Extracted records:
────────────────

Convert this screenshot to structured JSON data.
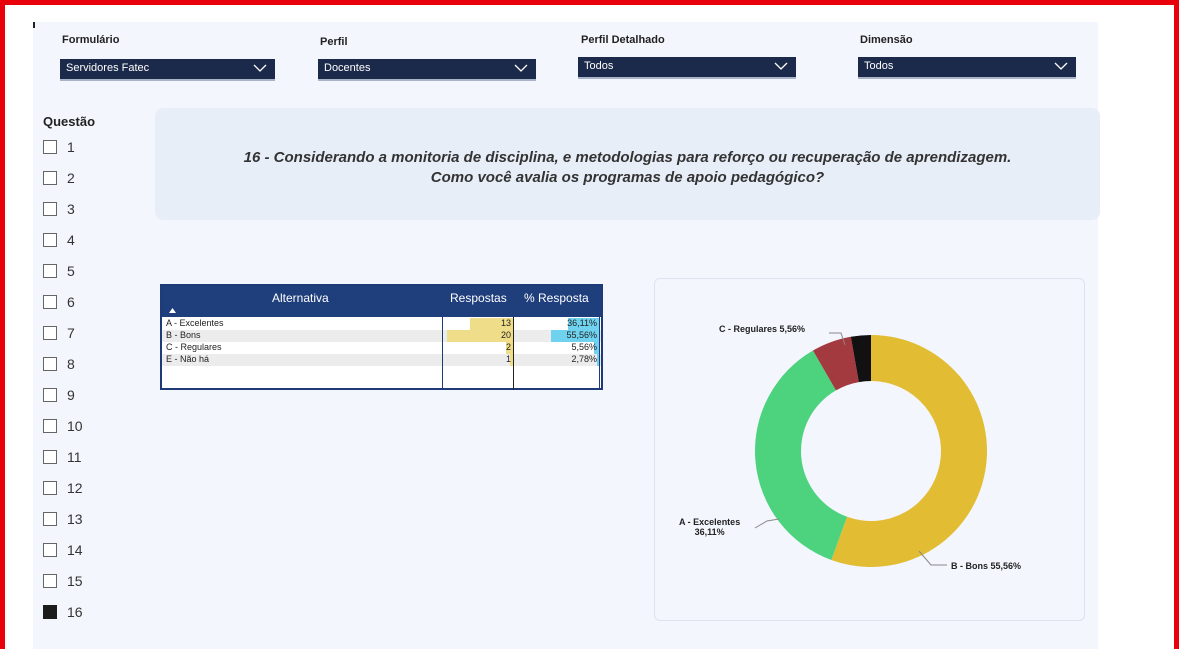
{
  "filters": [
    {
      "label": "Formulário",
      "value": "Servidores Fatec"
    },
    {
      "label": "Perfil",
      "value": "Docentes"
    },
    {
      "label": "Perfil Detalhado",
      "value": "Todos"
    },
    {
      "label": "Dimensão",
      "value": "Todos"
    }
  ],
  "questions": {
    "title": "Questão",
    "items": [
      "1",
      "2",
      "3",
      "4",
      "5",
      "6",
      "7",
      "8",
      "9",
      "10",
      "11",
      "12",
      "13",
      "14",
      "15",
      "16"
    ],
    "selected": "16"
  },
  "question_text": {
    "line1": "16 - Considerando a monitoria de disciplina, e metodologias para reforço ou recuperação de aprendizagem.",
    "line2": "Como você avalia os programas de apoio pedagógico?"
  },
  "table": {
    "headers": {
      "alternativa": "Alternativa",
      "respostas": "Respostas",
      "pct": "% Resposta"
    },
    "rows": [
      {
        "label": "A - Excelentes",
        "respostas": "13",
        "pct": "36,11%",
        "resp_value": 13,
        "pct_value": 36.11
      },
      {
        "label": "B - Bons",
        "respostas": "20",
        "pct": "55,56%",
        "resp_value": 20,
        "pct_value": 55.56
      },
      {
        "label": "C - Regulares",
        "respostas": "2",
        "pct": "5,56%",
        "resp_value": 2,
        "pct_value": 5.56
      },
      {
        "label": "E - Não há",
        "respostas": "1",
        "pct": "2,78%",
        "resp_value": 1,
        "pct_value": 2.78
      }
    ]
  },
  "chart_data": {
    "type": "pie",
    "categories": [
      "B - Bons",
      "A - Excelentes",
      "C - Regulares",
      "E - Não há"
    ],
    "values": [
      55.56,
      36.11,
      5.56,
      2.78
    ],
    "colors": [
      "#e2bd33",
      "#4dd37e",
      "#a33a3f",
      "#111111"
    ],
    "labels": {
      "regulares": "C - Regulares 5,56%",
      "excelentes_line1": "A - Excelentes",
      "excelentes_line2": "36,11%",
      "bons": "B - Bons 55,56%"
    }
  }
}
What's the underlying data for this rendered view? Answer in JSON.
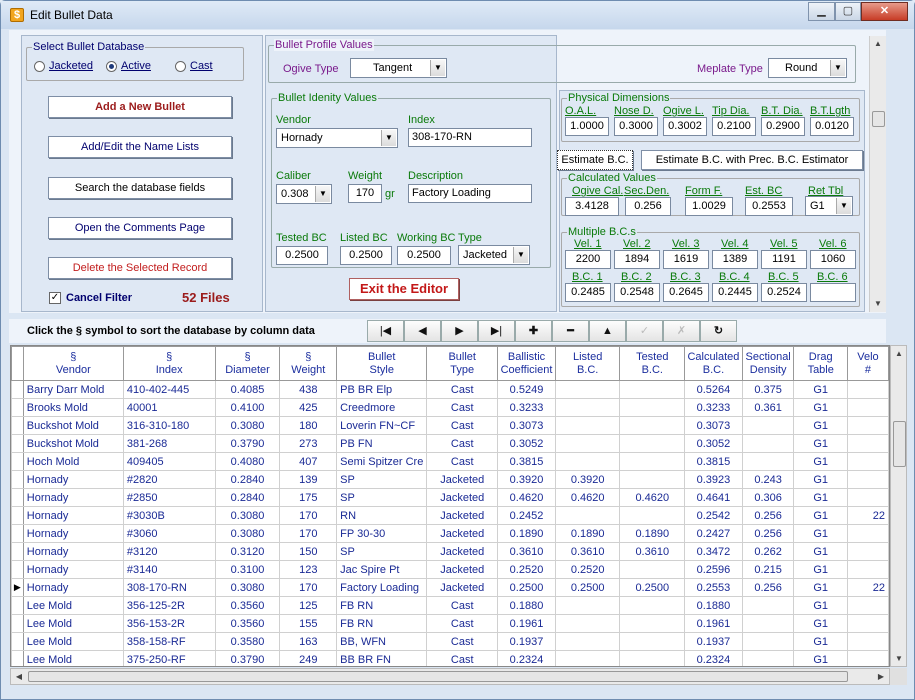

────────────────

Problem to solve. Output the entries above exactly, without their pictures.

Answer to this task.
Convert this screenshot to structured JSON data.
{
  "filters": [
    {
      "label": "Formulário",
      "value": "Servidores Fatec"
    },
    {
      "label": "Perfil",
      "value": "Docentes"
    },
    {
      "label": "Perfil Detalhado",
      "value": "Todos"
    },
    {
      "label": "Dimensão",
      "value": "Todos"
    }
  ],
  "questions": {
    "title": "Questão",
    "items": [
      "1",
      "2",
      "3",
      "4",
      "5",
      "6",
      "7",
      "8",
      "9",
      "10",
      "11",
      "12",
      "13",
      "14",
      "15",
      "16"
    ],
    "selected": "16"
  },
  "question_text": {
    "line1": "16 - Considerando a monitoria de disciplina, e metodologias para reforço ou recuperação de aprendizagem.",
    "line2": "Como você avalia os programas de apoio pedagógico?"
  },
  "table": {
    "headers": {
      "alternativa": "Alternativa",
      "respostas": "Respostas",
      "pct": "% Resposta"
    },
    "rows": [
      {
        "label": "A - Excelentes",
        "respostas": "13",
        "pct": "36,11%",
        "resp_value": 13,
        "pct_value": 36.11
      },
      {
        "label": "B - Bons",
        "respostas": "20",
        "pct": "55,56%",
        "resp_value": 20,
        "pct_value": 55.56
      },
      {
        "label": "C - Regulares",
        "respostas": "2",
        "pct": "5,56%",
        "resp_value": 2,
        "pct_value": 5.56
      },
      {
        "label": "E - Não há",
        "respostas": "1",
        "pct": "2,78%",
        "resp_value": 1,
        "pct_value": 2.78
      }
    ]
  },
  "chart_data": {
    "type": "pie",
    "categories": [
      "B - Bons",
      "A - Excelentes",
      "C - Regulares",
      "E - Não há"
    ],
    "values": [
      55.56,
      36.11,
      5.56,
      2.78
    ],
    "colors": [
      "#e2bd33",
      "#4dd37e",
      "#a33a3f",
      "#111111"
    ],
    "labels": {
      "regulares": "C - Regulares 5,56%",
      "excelentes_line1": "A - Excelentes",
      "excelentes_line2": "36,11%",
      "bons": "B - Bons 55,56%"
    }
  }
}
What's the underlying data for this rendered view? Answer in JSON.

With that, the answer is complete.